§ WHAT TO PRODUCE: Reproduce every record below exactly as written, leaving out any pictures.

§ MATERIAL FOR THE TASK:
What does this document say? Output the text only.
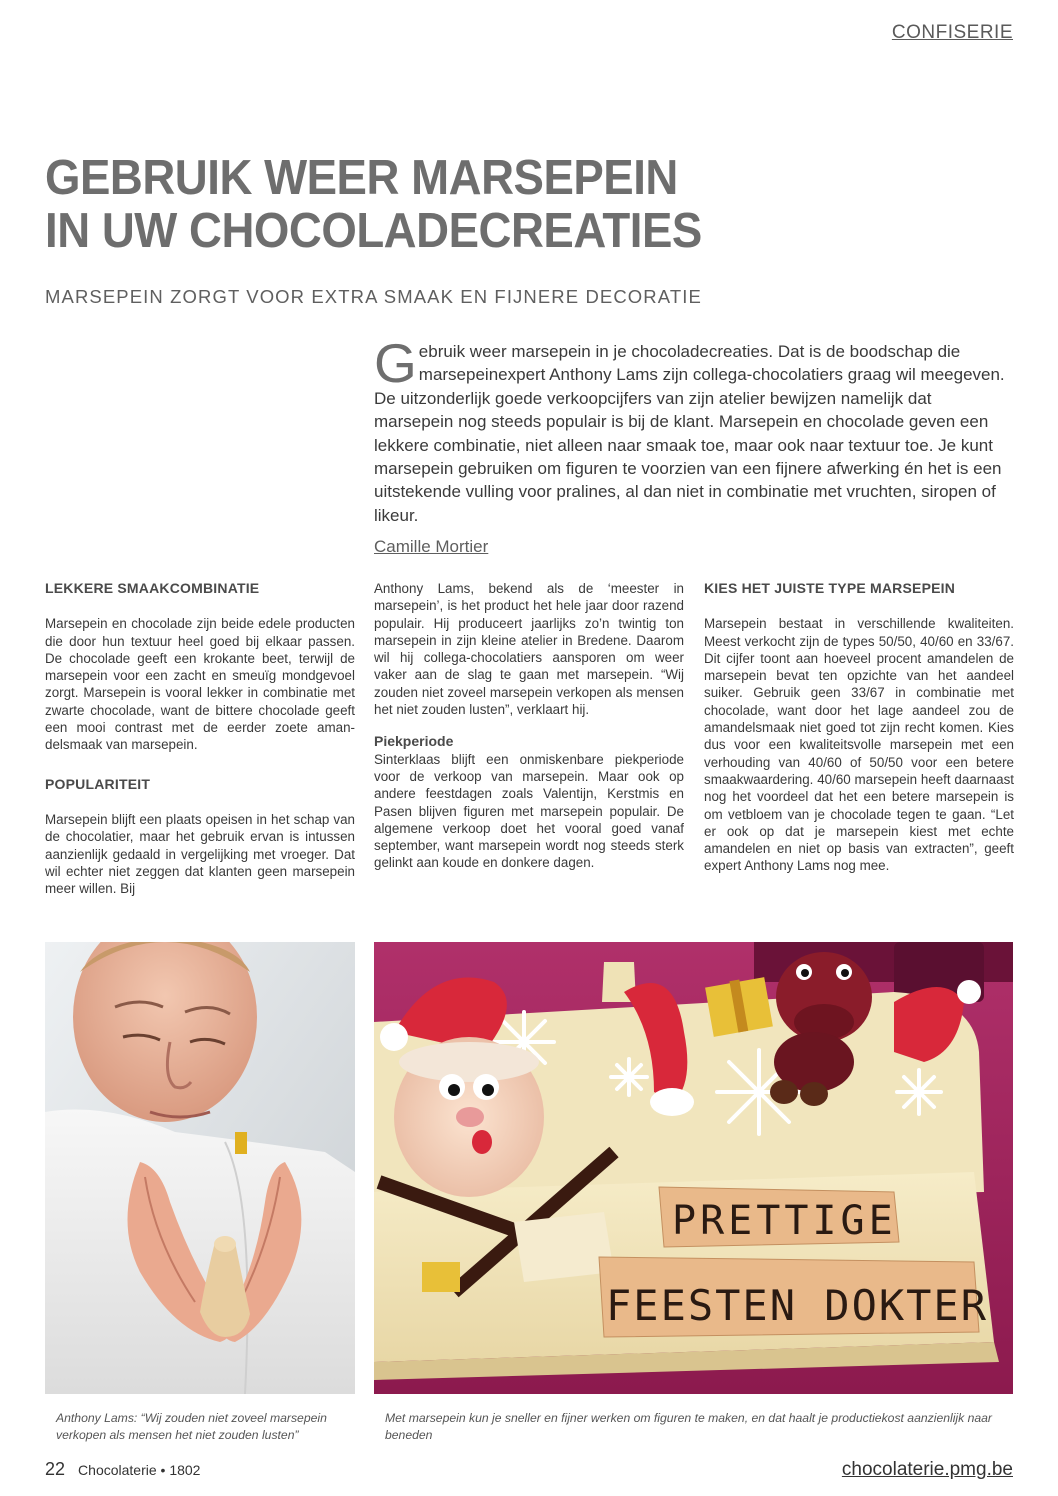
CONFISERIE
GEBRUIK WEER MARSEPEIN
IN UW CHOCOLADECREATIES
MARSEPEIN ZORGT VOOR EXTRA SMAAK EN FIJNERE DECORATIE
Gebruik weer marsepein in je chocoladecreaties. Dat is de boodschap die marsepeinexpert Anthony Lams zijn collega-chocolatiers graag wil meegeven. De uitzonderlijk goede verkoopcijfers van zijn atelier bewijzen namelijk dat marsepein nog steeds populair is bij de klant. Marsepein en chocolade geven een lekkere combinatie, niet alleen naar smaak toe, maar ook naar textuur toe. Je kunt marsepein gebruiken om figuren te voorzien van een fijnere afwerking én het is een uitstekende vulling voor pralines, al dan niet in combinatie met vruchten, siropen of likeur.
Camille Mortier
LEKKERE SMAAKCOMBINATIE

Marsepein en chocolade zijn beide edele producten die door hun textuur heel goed bij elkaar passen. De chocolade geeft een krokante beet, terwijl de marsepein voor een zacht en smeuïg mondgevoel zorgt. Marsepein is vooral lekker in combinatie met zwarte chocolade, want de bittere chocolade geeft een mooi contrast met de eerder zoete amandelsmaak van marsepein.

POPULARITEIT

Marsepein blijft een plaats opeisen in het schap van de chocolatier, maar het gebruik ervan is intussen aanzienlijk gedaald in vergelijking met vroeger. Dat wil echter niet zeggen dat klanten geen marsepein meer willen. Bij

Anthony Lams, bekend als de ‘meester in marsepein’, is het product het hele jaar door razend populair. Hij produceert jaarlijks zo’n twintig ton marsepein in zijn kleine atelier in Bredene. Daarom wil hij collega-chocolatiers aansporen om weer vaker aan de slag te gaan met marsepein. “Wij zouden niet zoveel marsepein verkopen als mensen het niet zouden lusten”, verklaart hij.

Piekperiode

Sinterklaas blijft een onmiskenbare piekperiode voor de verkoop van marsepein. Maar ook op andere feestdagen zoals Valentijn, Kerstmis en Pasen blijven figuren met marsepein populair. De algemene verkoop doet het vooral goed vanaf september, want marsepein wordt nog steeds sterk gelinkt aan koude en donkere dagen.

KIES HET JUISTE TYPE MARSEPEIN

Marsepein bestaat in verschillende kwaliteiten. Meest verkocht zijn de types 50/50, 40/60 en 33/67. Dit cijfer toont aan hoeveel procent amandelen de marsepein bevat ten opzichte van het aandeel suiker. Gebruik geen 33/67 in combinatie met chocolade, want door het lage aandeel zou de amandelsmaak niet goed tot zijn recht komen. Kies dus voor een kwaliteitsvolle marsepein met een verhouding van 40/60 of 50/50 voor een betere smaakwaardering. 40/60 marsepein heeft daarnaast nog het voordeel dat het een betere marsepein is om vetbloem van je chocolade tegen te gaan. “Let er ook op dat je marsepein kiest met echte amandelen en niet op basis van extracten”, geeft expert Anthony Lams nog mee.

PRETTIGE
FEESTEN DOKTER
Anthony Lams: “Wij zouden niet zoveel marsepein verkopen als mensen het niet zouden lusten”
Met marsepein kun je sneller en fijner werken om figuren te maken, en dat haalt je productiekost aanzienlijk naar beneden
22 Chocolaterie • 1802	chocolaterie.pmg.be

§ RESULT:
What does this document say? Output the text only.
CONFISERIE
GEBRUIK WEER MARSEPEIN
IN UW CHOCOLADECREATIES
MARSEPEIN ZORGT VOOR EXTRA SMAAK EN FIJNERE DECORATIE
Gebruik weer marsepein in je chocoladecreaties. Dat is de boodschap die marsepeinexpert Anthony Lams zijn collega-chocolatiers graag wil meegeven. De uitzonderlijk goede verkoopcijfers van zijn atelier bewijzen namelijk dat marsepein nog steeds populair is bij de klant. Marsepein en chocolade geven een lekkere combinatie, niet alleen naar smaak toe, maar ook naar textuur toe. Je kunt marsepein gebruiken om figuren te voorzien van een fijnere afwerking én het is een uitstekende vulling voor pralines, al dan niet in combinatie met vruchten, siropen of likeur.
Camille Mortier
LEKKERE SMAAKCOMBINATIE

Marsepein en chocolade zijn beide edele producten die door hun textuur heel goed bij elkaar passen. De chocolade geeft een krokante beet, terwijl de marsepein voor een zacht en smeuïg mondgevoel zorgt. Marsepein is vooral lekker in combinatie met zwarte chocolade, want de bittere chocolade geeft een mooi contrast met de eerder zoete amandelsmaak van marsepein.

POPULARITEIT

Marsepein blijft een plaats opeisen in het schap van de chocolatier, maar het gebruik ervan is intussen aanzienlijk gedaald in vergelijking met vroeger. Dat wil echter niet zeggen dat klanten geen marsepein meer willen. Bij

Anthony Lams, bekend als de ‘meester in marsepein’, is het product het hele jaar door razend populair. Hij produceert jaarlijks zo’n twintig ton marsepein in zijn kleine atelier in Bredene. Daarom wil hij collega-chocolatiers aansporen om weer vaker aan de slag te gaan met marsepein. “Wij zouden niet zoveel marsepein verkopen als mensen het niet zouden lusten”, verklaart hij.

Piekperiode

Sinterklaas blijft een onmiskenbare piekperiode voor de verkoop van marsepein. Maar ook op andere feestdagen zoals Valentijn, Kerstmis en Pasen blijven figuren met marsepein populair. De algemene verkoop doet het vooral goed vanaf september, want marsepein wordt nog steeds sterk gelinkt aan koude en donkere dagen.

KIES HET JUISTE TYPE MARSEPEIN

Marsepein bestaat in verschillende kwaliteiten. Meest verkocht zijn de types 50/50, 40/60 en 33/67. Dit cijfer toont aan hoeveel procent amandelen de marsepein bevat ten opzichte van het aandeel suiker. Gebruik geen 33/67 in combinatie met chocolade, want door het lage aandeel zou de amandelsmaak niet goed tot zijn recht komen. Kies dus voor een kwaliteitsvolle marsepein met een verhouding van 40/60 of 50/50 voor een betere smaakwaardering. 40/60 marsepein heeft daarnaast nog het voordeel dat het een betere marsepein is om vetbloem van je chocolade tegen te gaan. “Let er ook op dat je marsepein kiest met echte amandelen en niet op basis van extracten”, geeft expert Anthony Lams nog mee.

PRETTIGE
FEESTEN DOKTER
Anthony Lams: “Wij zouden niet zoveel marsepein verkopen als mensen het niet zouden lusten”
Met marsepein kun je sneller en fijner werken om figuren te maken, en dat haalt je productiekost aanzienlijk naar beneden
22 Chocolaterie • 1802	chocolaterie.pmg.be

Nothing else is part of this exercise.